Retype the material in full, keeping every word the same.

[Items listed in a dataset]
__________

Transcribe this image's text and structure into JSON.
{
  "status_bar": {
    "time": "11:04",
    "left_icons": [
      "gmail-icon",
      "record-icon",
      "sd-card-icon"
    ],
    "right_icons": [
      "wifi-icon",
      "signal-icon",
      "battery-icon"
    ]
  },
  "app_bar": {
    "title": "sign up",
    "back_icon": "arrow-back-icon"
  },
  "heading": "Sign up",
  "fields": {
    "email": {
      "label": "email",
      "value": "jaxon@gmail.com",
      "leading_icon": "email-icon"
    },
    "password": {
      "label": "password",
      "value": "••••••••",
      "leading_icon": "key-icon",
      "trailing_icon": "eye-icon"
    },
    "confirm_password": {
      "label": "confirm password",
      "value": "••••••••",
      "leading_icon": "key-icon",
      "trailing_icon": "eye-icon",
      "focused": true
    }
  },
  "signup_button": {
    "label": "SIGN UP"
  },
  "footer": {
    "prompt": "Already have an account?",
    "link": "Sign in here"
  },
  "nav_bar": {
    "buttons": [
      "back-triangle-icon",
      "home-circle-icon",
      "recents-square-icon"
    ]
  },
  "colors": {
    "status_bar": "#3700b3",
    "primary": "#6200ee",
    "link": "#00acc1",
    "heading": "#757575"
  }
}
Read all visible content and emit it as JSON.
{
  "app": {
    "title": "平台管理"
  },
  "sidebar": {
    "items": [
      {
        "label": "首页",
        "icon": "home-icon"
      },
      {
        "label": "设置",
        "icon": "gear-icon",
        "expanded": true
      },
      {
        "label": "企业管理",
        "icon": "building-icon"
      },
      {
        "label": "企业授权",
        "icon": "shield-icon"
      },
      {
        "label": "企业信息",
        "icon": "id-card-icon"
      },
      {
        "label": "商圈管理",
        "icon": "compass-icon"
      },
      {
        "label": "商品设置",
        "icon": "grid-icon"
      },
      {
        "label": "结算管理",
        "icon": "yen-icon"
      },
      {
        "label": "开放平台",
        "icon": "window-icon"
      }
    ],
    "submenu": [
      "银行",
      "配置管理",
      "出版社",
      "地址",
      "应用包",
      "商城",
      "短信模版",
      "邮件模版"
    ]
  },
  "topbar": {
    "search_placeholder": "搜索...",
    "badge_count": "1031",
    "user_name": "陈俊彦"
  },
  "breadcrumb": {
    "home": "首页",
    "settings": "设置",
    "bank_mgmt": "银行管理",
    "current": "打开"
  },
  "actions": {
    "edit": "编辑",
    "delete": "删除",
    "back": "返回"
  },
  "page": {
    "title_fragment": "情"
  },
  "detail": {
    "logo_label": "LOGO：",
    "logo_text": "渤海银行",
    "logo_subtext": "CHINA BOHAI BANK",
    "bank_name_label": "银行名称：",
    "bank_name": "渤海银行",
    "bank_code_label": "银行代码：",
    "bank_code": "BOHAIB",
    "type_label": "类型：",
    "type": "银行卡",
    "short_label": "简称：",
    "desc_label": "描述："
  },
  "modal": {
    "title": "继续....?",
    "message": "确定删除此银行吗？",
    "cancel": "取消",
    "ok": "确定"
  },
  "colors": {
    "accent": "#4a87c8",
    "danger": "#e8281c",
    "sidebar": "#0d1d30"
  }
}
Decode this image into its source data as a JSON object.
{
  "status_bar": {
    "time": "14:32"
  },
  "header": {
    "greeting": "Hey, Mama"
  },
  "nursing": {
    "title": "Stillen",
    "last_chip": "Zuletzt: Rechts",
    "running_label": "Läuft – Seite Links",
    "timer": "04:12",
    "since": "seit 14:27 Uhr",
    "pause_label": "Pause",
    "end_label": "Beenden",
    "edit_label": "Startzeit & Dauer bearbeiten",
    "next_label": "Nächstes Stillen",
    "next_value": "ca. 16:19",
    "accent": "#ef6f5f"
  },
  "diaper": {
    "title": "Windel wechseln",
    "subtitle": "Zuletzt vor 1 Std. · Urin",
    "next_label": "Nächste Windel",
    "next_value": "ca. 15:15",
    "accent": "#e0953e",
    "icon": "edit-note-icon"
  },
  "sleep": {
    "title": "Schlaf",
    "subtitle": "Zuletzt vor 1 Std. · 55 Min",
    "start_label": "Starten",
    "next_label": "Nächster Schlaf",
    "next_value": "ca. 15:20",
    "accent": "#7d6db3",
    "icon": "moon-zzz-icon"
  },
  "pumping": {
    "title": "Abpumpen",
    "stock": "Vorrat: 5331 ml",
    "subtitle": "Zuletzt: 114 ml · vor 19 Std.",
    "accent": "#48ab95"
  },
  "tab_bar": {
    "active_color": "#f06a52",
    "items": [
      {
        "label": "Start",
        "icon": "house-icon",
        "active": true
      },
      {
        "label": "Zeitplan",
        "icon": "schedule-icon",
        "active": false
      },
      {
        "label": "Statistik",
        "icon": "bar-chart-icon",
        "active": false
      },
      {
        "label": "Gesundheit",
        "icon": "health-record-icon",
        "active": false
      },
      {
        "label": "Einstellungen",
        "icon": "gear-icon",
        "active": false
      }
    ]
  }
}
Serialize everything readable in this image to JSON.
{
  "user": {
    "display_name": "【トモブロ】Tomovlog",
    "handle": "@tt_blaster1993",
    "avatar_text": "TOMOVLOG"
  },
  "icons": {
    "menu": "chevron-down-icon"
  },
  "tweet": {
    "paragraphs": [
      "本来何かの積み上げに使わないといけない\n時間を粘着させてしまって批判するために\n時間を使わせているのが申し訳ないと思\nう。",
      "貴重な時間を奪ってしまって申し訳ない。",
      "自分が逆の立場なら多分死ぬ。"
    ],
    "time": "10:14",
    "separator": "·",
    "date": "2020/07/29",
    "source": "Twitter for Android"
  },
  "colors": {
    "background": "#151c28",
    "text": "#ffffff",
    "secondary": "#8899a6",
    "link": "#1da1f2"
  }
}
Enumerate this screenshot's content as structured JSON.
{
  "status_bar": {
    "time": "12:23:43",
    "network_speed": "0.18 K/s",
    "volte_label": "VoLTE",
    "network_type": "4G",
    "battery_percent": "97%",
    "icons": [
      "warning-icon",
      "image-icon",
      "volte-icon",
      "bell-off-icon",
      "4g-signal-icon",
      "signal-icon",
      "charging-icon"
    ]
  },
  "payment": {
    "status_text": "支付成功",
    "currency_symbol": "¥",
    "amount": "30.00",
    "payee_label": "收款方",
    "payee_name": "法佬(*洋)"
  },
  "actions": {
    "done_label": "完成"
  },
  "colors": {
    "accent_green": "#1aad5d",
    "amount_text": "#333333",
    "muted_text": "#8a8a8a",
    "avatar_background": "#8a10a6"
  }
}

__________

[OUTPUT]
Transcribe this image's text and structure into JSON.
{
  "status_bar": {
    "time": "11:04",
    "left_icons": [
      "gmail-icon",
      "record-icon",
      "sd-card-icon"
    ],
    "right_icons": [
      "wifi-icon",
      "signal-icon",
      "battery-icon"
    ]
  },
  "app_bar": {
    "title": "sign up",
    "back_icon": "arrow-back-icon"
  },
  "heading": "Sign up",
  "fields": {
    "email": {
      "label": "email",
      "value": "jaxon@gmail.com",
      "leading_icon": "email-icon"
    },
    "password": {
      "label": "password",
      "value": "••••••••",
      "leading_icon": "key-icon",
      "trailing_icon": "eye-icon"
    },
    "confirm_password": {
      "label": "confirm password",
      "value": "••••••••",
      "leading_icon": "key-icon",
      "trailing_icon": "eye-icon",
      "focused": true
    }
  },
  "signup_button": {
    "label": "SIGN UP"
  },
  "footer": {
    "prompt": "Already have an account?",
    "link": "Sign in here"
  },
  "nav_bar": {
    "buttons": [
      "back-triangle-icon",
      "home-circle-icon",
      "recents-square-icon"
    ]
  },
  "colors": {
    "status_bar": "#3700b3",
    "primary": "#6200ee",
    "link": "#00acc1",
    "heading": "#757575"
  }
}
Read all visible content and emit it as JSON.
{
  "app": {
    "title": "平台管理"
  },
  "sidebar": {
    "items": [
      {
        "label": "首页",
        "icon": "home-icon"
      },
      {
        "label": "设置",
        "icon": "gear-icon",
        "expanded": true
      },
      {
        "label": "企业管理",
        "icon": "building-icon"
      },
      {
        "label": "企业授权",
        "icon": "shield-icon"
      },
      {
        "label": "企业信息",
        "icon": "id-card-icon"
      },
      {
        "label": "商圈管理",
        "icon": "compass-icon"
      },
      {
        "label": "商品设置",
        "icon": "grid-icon"
      },
      {
        "label": "结算管理",
        "icon": "yen-icon"
      },
      {
        "label": "开放平台",
        "icon": "window-icon"
      }
    ],
    "submenu": [
      "银行",
      "配置管理",
      "出版社",
      "地址",
      "应用包",
      "商城",
      "短信模版",
      "邮件模版"
    ]
  },
  "topbar": {
    "search_placeholder": "搜索...",
    "badge_count": "1031",
    "user_name": "陈俊彦"
  },
  "breadcrumb": {
    "home": "首页",
    "settings": "设置",
    "bank_mgmt": "银行管理",
    "current": "打开"
  },
  "actions": {
    "edit": "编辑",
    "delete": "删除",
    "back": "返回"
  },
  "page": {
    "title_fragment": "情"
  },
  "detail": {
    "logo_label": "LOGO：",
    "logo_text": "渤海银行",
    "logo_subtext": "CHINA BOHAI BANK",
    "bank_name_label": "银行名称：",
    "bank_name": "渤海银行",
    "bank_code_label": "银行代码：",
    "bank_code": "BOHAIB",
    "type_label": "类型：",
    "type": "银行卡",
    "short_label": "简称：",
    "desc_label": "描述："
  },
  "modal": {
    "title": "继续....?",
    "message": "确定删除此银行吗？",
    "cancel": "取消",
    "ok": "确定"
  },
  "colors": {
    "accent": "#4a87c8",
    "danger": "#e8281c",
    "sidebar": "#0d1d30"
  }
}
Decode this image into its source data as a JSON object.
{
  "status_bar": {
    "time": "14:32"
  },
  "header": {
    "greeting": "Hey, Mama"
  },
  "nursing": {
    "title": "Stillen",
    "last_chip": "Zuletzt: Rechts",
    "running_label": "Läuft – Seite Links",
    "timer": "04:12",
    "since": "seit 14:27 Uhr",
    "pause_label": "Pause",
    "end_label": "Beenden",
    "edit_label": "Startzeit & Dauer bearbeiten",
    "next_label": "Nächstes Stillen",
    "next_value": "ca. 16:19",
    "accent": "#ef6f5f"
  },
  "diaper": {
    "title": "Windel wechseln",
    "subtitle": "Zuletzt vor 1 Std. · Urin",
    "next_label": "Nächste Windel",
    "next_value": "ca. 15:15",
    "accent": "#e0953e",
    "icon": "edit-note-icon"
  },
  "sleep": {
    "title": "Schlaf",
    "subtitle": "Zuletzt vor 1 Std. · 55 Min",
    "start_label": "Starten",
    "next_label": "Nächster Schlaf",
    "next_value": "ca. 15:20",
    "accent": "#7d6db3",
    "icon": "moon-zzz-icon"
  },
  "pumping": {
    "title": "Abpumpen",
    "stock": "Vorrat: 5331 ml",
    "subtitle": "Zuletzt: 114 ml · vor 19 Std.",
    "accent": "#48ab95"
  },
  "tab_bar": {
    "active_color": "#f06a52",
    "items": [
      {
        "label": "Start",
        "icon": "house-icon",
        "active": true
      },
      {
        "label": "Zeitplan",
        "icon": "schedule-icon",
        "active": false
      },
      {
        "label": "Statistik",
        "icon": "bar-chart-icon",
        "active": false
      },
      {
        "label": "Gesundheit",
        "icon": "health-record-icon",
        "active": false
      },
      {
        "label": "Einstellungen",
        "icon": "gear-icon",
        "active": false
      }
    ]
  }
}
Serialize everything readable in this image to JSON.
{
  "user": {
    "display_name": "【トモブロ】Tomovlog",
    "handle": "@tt_blaster1993",
    "avatar_text": "TOMOVLOG"
  },
  "icons": {
    "menu": "chevron-down-icon"
  },
  "tweet": {
    "paragraphs": [
      "本来何かの積み上げに使わないといけない\n時間を粘着させてしまって批判するために\n時間を使わせているのが申し訳ないと思\nう。",
      "貴重な時間を奪ってしまって申し訳ない。",
      "自分が逆の立場なら多分死ぬ。"
    ],
    "time": "10:14",
    "separator": "·",
    "date": "2020/07/29",
    "source": "Twitter for Android"
  },
  "colors": {
    "background": "#151c28",
    "text": "#ffffff",
    "secondary": "#8899a6",
    "link": "#1da1f2"
  }
}
Enumerate this screenshot's content as structured JSON.
{
  "status_bar": {
    "time": "12:23:43",
    "network_speed": "0.18 K/s",
    "volte_label": "VoLTE",
    "network_type": "4G",
    "battery_percent": "97%",
    "icons": [
      "warning-icon",
      "image-icon",
      "volte-icon",
      "bell-off-icon",
      "4g-signal-icon",
      "signal-icon",
      "charging-icon"
    ]
  },
  "payment": {
    "status_text": "支付成功",
    "currency_symbol": "¥",
    "amount": "30.00",
    "payee_label": "收款方",
    "payee_name": "法佬(*洋)"
  },
  "actions": {
    "done_label": "完成"
  },
  "colors": {
    "accent_green": "#1aad5d",
    "amount_text": "#333333",
    "muted_text": "#8a8a8a",
    "avatar_background": "#8a10a6"
  }
}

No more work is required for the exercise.